* BEGIN Material *

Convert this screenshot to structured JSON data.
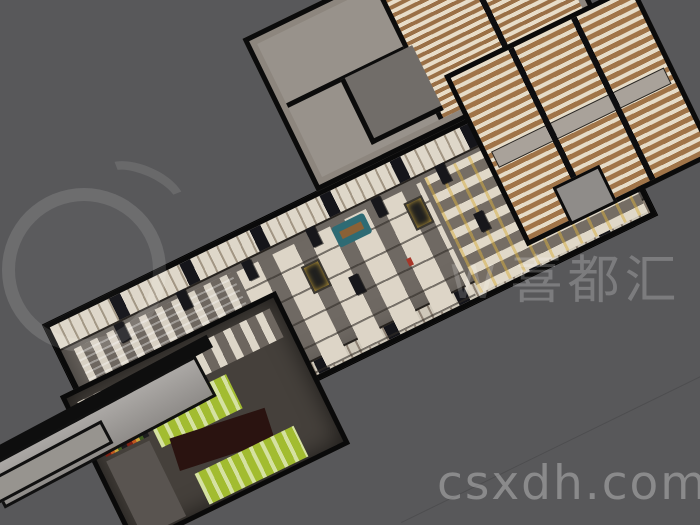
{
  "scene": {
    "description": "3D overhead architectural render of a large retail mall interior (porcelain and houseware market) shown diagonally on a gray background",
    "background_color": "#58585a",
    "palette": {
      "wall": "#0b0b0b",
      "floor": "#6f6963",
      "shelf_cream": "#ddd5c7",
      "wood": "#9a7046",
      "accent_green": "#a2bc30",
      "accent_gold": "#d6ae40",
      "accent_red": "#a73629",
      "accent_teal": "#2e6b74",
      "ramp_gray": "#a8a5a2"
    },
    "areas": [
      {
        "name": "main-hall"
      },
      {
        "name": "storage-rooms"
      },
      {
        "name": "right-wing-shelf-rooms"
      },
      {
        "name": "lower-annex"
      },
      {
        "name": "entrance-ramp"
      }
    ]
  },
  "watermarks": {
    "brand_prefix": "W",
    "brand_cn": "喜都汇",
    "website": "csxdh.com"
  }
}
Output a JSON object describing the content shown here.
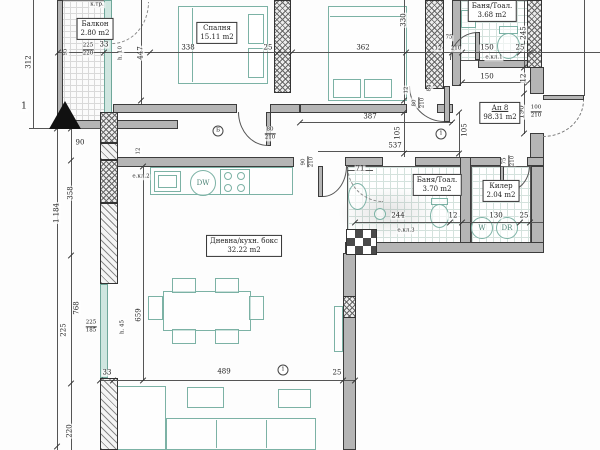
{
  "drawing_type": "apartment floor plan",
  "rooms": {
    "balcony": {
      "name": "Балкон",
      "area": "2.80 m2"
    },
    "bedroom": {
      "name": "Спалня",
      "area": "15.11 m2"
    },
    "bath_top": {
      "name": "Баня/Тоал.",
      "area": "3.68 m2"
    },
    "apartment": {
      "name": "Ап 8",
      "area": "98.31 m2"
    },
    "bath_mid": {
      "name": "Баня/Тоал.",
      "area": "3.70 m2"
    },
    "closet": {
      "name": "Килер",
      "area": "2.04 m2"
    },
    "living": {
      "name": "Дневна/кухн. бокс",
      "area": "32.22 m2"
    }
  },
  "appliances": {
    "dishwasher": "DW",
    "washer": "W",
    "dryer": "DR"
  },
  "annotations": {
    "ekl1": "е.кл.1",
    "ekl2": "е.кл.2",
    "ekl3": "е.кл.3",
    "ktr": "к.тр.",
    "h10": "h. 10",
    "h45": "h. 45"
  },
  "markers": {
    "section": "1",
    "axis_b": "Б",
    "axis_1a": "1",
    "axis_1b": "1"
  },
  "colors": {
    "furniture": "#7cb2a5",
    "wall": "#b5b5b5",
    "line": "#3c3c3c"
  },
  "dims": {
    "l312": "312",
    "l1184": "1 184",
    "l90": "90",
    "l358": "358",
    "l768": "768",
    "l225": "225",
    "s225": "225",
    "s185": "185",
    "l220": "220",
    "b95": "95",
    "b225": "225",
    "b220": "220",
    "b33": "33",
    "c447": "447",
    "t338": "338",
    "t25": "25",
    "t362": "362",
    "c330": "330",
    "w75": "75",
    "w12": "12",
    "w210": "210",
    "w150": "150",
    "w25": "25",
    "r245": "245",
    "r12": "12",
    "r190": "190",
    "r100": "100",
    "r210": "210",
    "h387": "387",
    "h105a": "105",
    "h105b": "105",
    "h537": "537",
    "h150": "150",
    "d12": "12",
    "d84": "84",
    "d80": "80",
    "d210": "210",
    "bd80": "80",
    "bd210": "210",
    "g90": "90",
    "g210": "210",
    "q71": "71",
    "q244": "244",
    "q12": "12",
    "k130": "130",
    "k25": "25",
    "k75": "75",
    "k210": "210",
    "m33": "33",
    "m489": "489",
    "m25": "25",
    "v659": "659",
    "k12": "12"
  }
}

* END Material *

(Directions) Of all the lines in the entries, how many contain the word "name"? Give only the number.

(Answer to the problem) 12